▶ _Requirements_
Copy out all lines with the word "value" in them.

▶ _Records from a collection of figures_
▬▬▬▬▬▬

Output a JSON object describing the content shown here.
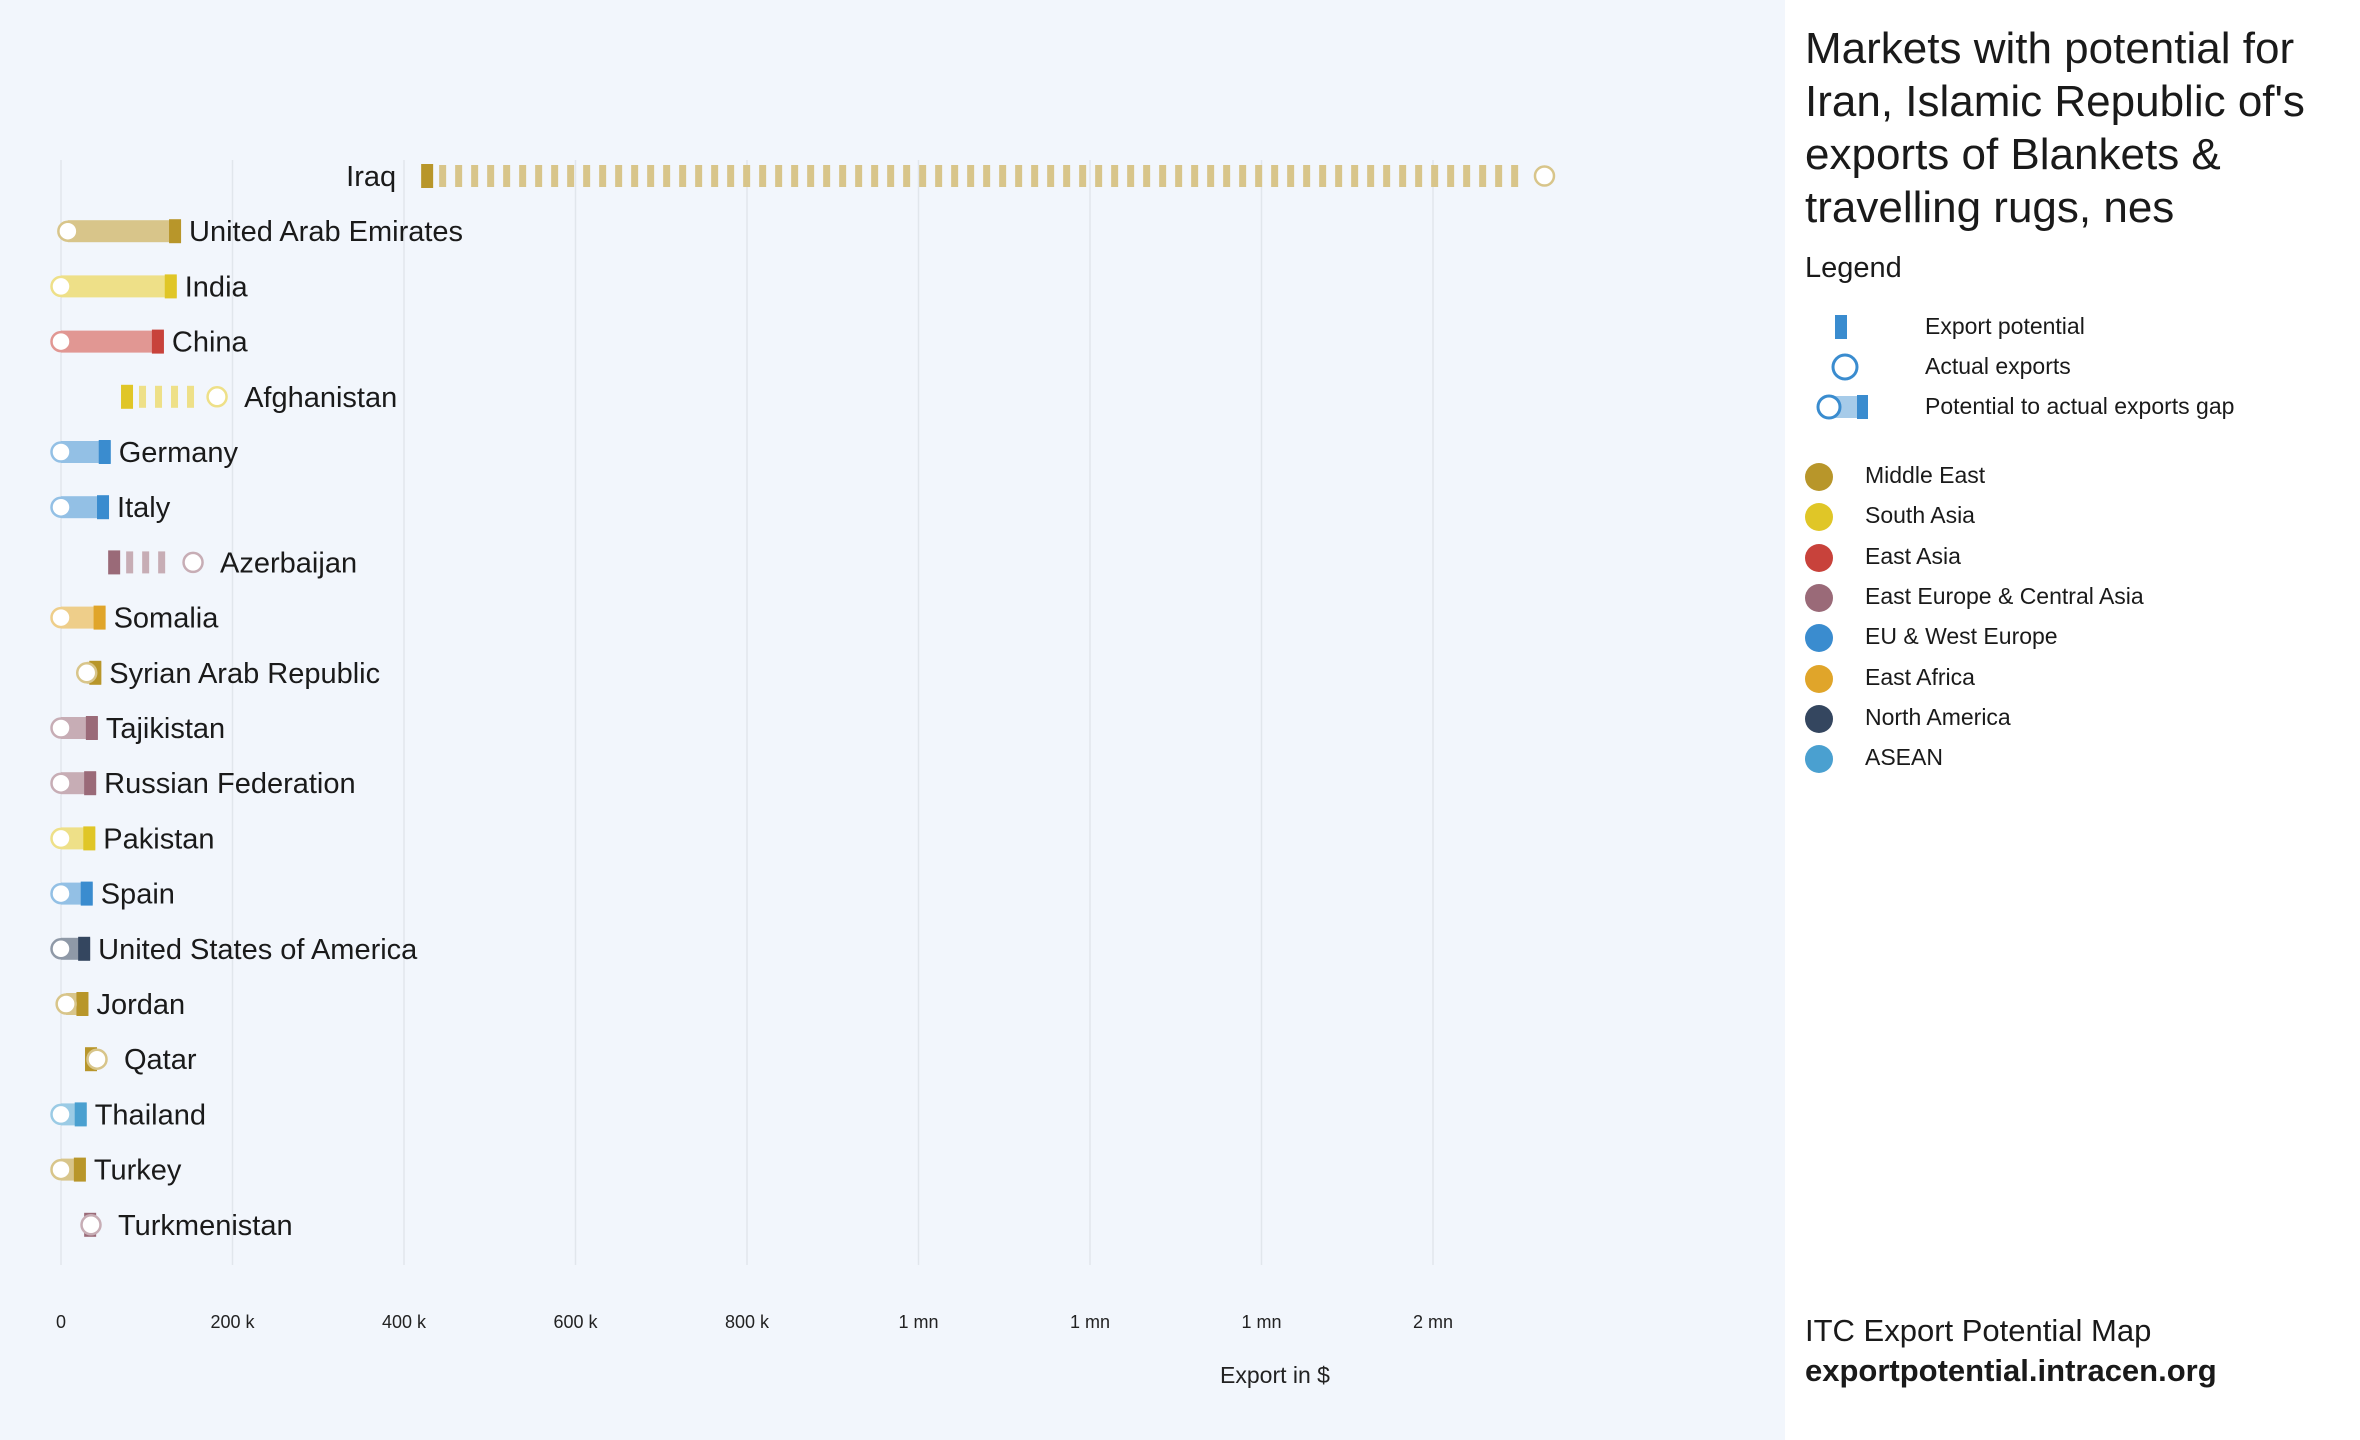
{
  "chart_data": {
    "type": "dumbbell",
    "title": "Markets with potential for Iran, Islamic Republic of's exports of Blankets & travelling rugs, nes",
    "xlabel": "Export in $",
    "x_ticks": [
      {
        "value": 0,
        "label": "0"
      },
      {
        "value": 200000,
        "label": "200 k"
      },
      {
        "value": 400000,
        "label": "400 k"
      },
      {
        "value": 600000,
        "label": "600 k"
      },
      {
        "value": 800000,
        "label": "800 k"
      },
      {
        "value": 1000000,
        "label": "1 mn"
      },
      {
        "value": 1200000,
        "label": "1 mn"
      },
      {
        "value": 1400000,
        "label": "1 mn"
      },
      {
        "value": 1600000,
        "label": "2 mn"
      }
    ],
    "xlim": [
      0,
      1600000
    ],
    "grid": true,
    "regions": {
      "Middle East": "#b8962a",
      "South Asia": "#e0c627",
      "East Asia": "#c8423b",
      "East Europe & Central Asia": "#9a6a78",
      "EU & West Europe": "#3a8ccf",
      "East Africa": "#e0a52a",
      "North America": "#34465f",
      "ASEAN": "#4aa0d0"
    },
    "markets": [
      {
        "name": "Iraq",
        "region": "Middle East",
        "potential": 420000,
        "actual": 1730000
      },
      {
        "name": "United Arab Emirates",
        "region": "Middle East",
        "potential": 140000,
        "actual": 8000
      },
      {
        "name": "India",
        "region": "South Asia",
        "potential": 135000,
        "actual": 0
      },
      {
        "name": "China",
        "region": "East Asia",
        "potential": 120000,
        "actual": 0
      },
      {
        "name": "Afghanistan",
        "region": "South Asia",
        "potential": 70000,
        "actual": 182000
      },
      {
        "name": "Germany",
        "region": "EU & West Europe",
        "potential": 58000,
        "actual": 0
      },
      {
        "name": "Italy",
        "region": "EU & West Europe",
        "potential": 56000,
        "actual": 0
      },
      {
        "name": "Azerbaijan",
        "region": "East Europe & Central Asia",
        "potential": 55000,
        "actual": 154000
      },
      {
        "name": "Somalia",
        "region": "East Africa",
        "potential": 52000,
        "actual": 0
      },
      {
        "name": "Syrian Arab Republic",
        "region": "Middle East",
        "potential": 47000,
        "actual": 30000
      },
      {
        "name": "Tajikistan",
        "region": "East Europe & Central Asia",
        "potential": 43000,
        "actual": 0
      },
      {
        "name": "Russian Federation",
        "region": "East Europe & Central Asia",
        "potential": 41000,
        "actual": 0
      },
      {
        "name": "Pakistan",
        "region": "South Asia",
        "potential": 40000,
        "actual": 0
      },
      {
        "name": "Spain",
        "region": "EU & West Europe",
        "potential": 37000,
        "actual": 0
      },
      {
        "name": "United States of America",
        "region": "North America",
        "potential": 34000,
        "actual": 0
      },
      {
        "name": "Jordan",
        "region": "Middle East",
        "potential": 32000,
        "actual": 6000
      },
      {
        "name": "Qatar",
        "region": "Middle East",
        "potential": 28000,
        "actual": 42000
      },
      {
        "name": "Thailand",
        "region": "ASEAN",
        "potential": 30000,
        "actual": 0
      },
      {
        "name": "Turkey",
        "region": "Middle East",
        "potential": 29000,
        "actual": 0
      },
      {
        "name": "Turkmenistan",
        "region": "East Europe & Central Asia",
        "potential": 27000,
        "actual": 35000
      }
    ]
  },
  "legend": {
    "heading": "Legend",
    "keys": [
      {
        "icon": "potential-bar",
        "label": "Export potential"
      },
      {
        "icon": "actual-circle",
        "label": "Actual exports"
      },
      {
        "icon": "gap-bar",
        "label": "Potential to actual exports gap"
      }
    ],
    "key_color": "#3a8ccf"
  },
  "footer": {
    "line1": "ITC Export Potential Map",
    "line2": "exportpotential.intracen.org"
  }
}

▬▬▬▬▬▬

▶ _Correct response_
        "value": 0,
        "value": 200000,
        "value": 400000,
        "value": 600000,
        "value": 800000,
        "value": 1000000,
        "value": 1200000,
        "value": 1400000,
        "value": 1600000,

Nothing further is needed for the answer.